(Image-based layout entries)
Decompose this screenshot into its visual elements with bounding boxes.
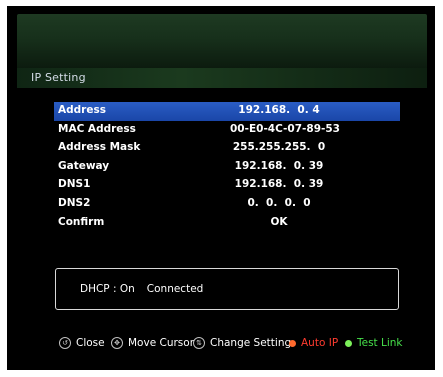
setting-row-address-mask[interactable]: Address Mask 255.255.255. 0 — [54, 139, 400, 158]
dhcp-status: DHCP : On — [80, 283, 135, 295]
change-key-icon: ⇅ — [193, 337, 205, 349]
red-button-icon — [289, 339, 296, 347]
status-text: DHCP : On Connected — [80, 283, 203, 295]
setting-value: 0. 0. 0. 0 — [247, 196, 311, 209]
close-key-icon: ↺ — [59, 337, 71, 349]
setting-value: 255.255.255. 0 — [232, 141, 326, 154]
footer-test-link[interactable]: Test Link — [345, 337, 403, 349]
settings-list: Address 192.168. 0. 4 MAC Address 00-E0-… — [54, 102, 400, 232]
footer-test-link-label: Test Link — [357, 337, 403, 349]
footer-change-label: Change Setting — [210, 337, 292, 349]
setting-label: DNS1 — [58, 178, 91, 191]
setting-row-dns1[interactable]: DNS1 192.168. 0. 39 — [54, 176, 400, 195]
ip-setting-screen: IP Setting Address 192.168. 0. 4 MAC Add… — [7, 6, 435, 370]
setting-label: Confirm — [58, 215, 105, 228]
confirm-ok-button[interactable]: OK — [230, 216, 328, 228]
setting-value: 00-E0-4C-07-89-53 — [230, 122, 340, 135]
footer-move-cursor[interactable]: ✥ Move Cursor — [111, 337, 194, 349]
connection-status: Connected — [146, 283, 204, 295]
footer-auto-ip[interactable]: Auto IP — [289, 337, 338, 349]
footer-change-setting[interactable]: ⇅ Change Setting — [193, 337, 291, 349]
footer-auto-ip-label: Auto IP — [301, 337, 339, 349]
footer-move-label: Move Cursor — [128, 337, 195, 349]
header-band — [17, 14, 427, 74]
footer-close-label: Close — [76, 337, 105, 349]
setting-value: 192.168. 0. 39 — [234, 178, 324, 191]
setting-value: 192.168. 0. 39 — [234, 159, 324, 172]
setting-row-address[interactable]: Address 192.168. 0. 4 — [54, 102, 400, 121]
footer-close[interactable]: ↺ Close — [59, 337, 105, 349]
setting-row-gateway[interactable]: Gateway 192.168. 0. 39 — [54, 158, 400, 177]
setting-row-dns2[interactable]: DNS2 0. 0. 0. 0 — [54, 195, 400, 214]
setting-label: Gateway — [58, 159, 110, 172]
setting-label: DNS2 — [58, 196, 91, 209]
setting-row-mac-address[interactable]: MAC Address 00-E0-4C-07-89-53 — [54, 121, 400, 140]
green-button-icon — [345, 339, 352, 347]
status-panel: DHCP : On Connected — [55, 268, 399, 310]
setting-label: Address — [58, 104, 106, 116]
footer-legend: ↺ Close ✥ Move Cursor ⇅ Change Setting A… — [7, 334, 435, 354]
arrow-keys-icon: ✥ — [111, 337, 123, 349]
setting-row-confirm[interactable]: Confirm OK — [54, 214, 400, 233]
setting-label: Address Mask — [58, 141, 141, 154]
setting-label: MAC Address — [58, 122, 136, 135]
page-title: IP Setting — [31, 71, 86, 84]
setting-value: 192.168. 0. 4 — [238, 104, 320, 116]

...

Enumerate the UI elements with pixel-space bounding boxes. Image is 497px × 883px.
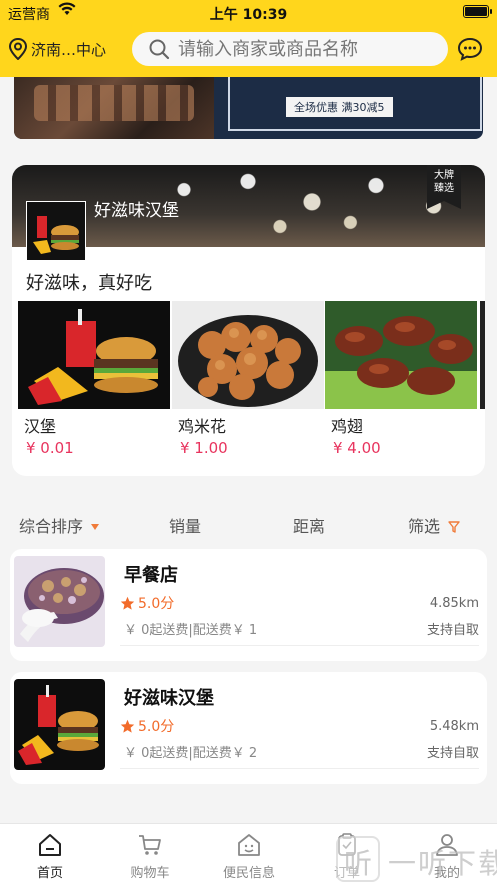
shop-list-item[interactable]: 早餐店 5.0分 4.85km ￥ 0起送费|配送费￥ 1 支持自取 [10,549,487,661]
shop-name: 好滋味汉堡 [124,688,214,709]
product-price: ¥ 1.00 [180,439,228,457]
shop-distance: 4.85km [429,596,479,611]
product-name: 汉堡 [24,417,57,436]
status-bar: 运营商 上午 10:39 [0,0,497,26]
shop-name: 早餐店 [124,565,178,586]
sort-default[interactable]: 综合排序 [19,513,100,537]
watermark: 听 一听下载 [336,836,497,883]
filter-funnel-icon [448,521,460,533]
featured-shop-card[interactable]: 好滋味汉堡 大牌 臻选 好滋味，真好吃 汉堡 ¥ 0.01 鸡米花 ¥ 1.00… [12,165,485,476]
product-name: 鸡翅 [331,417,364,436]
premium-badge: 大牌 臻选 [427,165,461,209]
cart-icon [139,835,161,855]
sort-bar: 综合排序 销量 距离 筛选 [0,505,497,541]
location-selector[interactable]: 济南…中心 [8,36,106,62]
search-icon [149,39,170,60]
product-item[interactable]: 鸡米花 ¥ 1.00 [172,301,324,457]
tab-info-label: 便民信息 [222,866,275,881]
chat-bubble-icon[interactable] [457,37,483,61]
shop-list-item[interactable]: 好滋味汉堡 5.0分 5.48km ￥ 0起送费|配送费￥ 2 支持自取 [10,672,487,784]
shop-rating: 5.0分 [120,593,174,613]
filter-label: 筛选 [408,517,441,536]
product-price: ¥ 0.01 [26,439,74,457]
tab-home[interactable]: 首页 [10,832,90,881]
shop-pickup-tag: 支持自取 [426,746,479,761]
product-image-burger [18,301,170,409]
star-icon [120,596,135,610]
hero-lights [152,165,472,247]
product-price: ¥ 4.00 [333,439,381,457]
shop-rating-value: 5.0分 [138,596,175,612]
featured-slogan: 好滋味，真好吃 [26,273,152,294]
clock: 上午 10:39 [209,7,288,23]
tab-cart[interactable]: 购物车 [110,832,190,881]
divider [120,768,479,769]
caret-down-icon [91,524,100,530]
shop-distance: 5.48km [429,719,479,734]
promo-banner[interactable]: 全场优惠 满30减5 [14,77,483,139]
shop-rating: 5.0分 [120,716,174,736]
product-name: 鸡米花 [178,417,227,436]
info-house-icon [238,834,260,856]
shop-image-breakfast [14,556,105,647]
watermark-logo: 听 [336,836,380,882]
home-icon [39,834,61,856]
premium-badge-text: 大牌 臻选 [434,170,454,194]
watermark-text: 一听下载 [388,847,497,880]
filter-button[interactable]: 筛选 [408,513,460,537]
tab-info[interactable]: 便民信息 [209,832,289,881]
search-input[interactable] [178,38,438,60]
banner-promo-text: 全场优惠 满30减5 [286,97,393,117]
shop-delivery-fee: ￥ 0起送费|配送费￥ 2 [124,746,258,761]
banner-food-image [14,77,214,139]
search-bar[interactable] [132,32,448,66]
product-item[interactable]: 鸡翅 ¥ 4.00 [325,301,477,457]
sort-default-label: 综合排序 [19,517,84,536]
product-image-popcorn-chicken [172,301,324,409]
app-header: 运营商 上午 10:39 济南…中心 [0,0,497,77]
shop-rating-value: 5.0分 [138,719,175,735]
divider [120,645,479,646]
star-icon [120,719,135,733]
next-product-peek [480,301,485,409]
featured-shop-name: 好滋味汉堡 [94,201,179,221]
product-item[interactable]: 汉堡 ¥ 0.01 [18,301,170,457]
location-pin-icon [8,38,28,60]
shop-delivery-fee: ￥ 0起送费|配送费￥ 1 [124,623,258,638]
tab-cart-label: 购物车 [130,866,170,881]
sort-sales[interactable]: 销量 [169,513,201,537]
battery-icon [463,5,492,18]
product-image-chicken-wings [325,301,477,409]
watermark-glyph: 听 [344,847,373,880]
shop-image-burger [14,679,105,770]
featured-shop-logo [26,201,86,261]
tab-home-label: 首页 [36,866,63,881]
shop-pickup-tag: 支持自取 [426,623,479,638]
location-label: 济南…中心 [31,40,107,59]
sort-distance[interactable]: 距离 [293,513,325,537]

▸ **What you should do**
Quote the material above word for word, from the line that contains "setting-row-address-mask[interactable]: Address Mask" through the line that contains "status-text: DHCP : On", both lines included.

▸ **Finished task**
setting-row-address-mask[interactable]: Address Mask 255.255.255. 0 — [54, 139, 400, 158]
dhcp-status: DHCP : On — [80, 283, 135, 295]
change-key-icon: ⇅ — [193, 337, 205, 349]
red-button-icon — [289, 339, 296, 347]
status-text: DHCP : On Connected — [80, 283, 203, 295]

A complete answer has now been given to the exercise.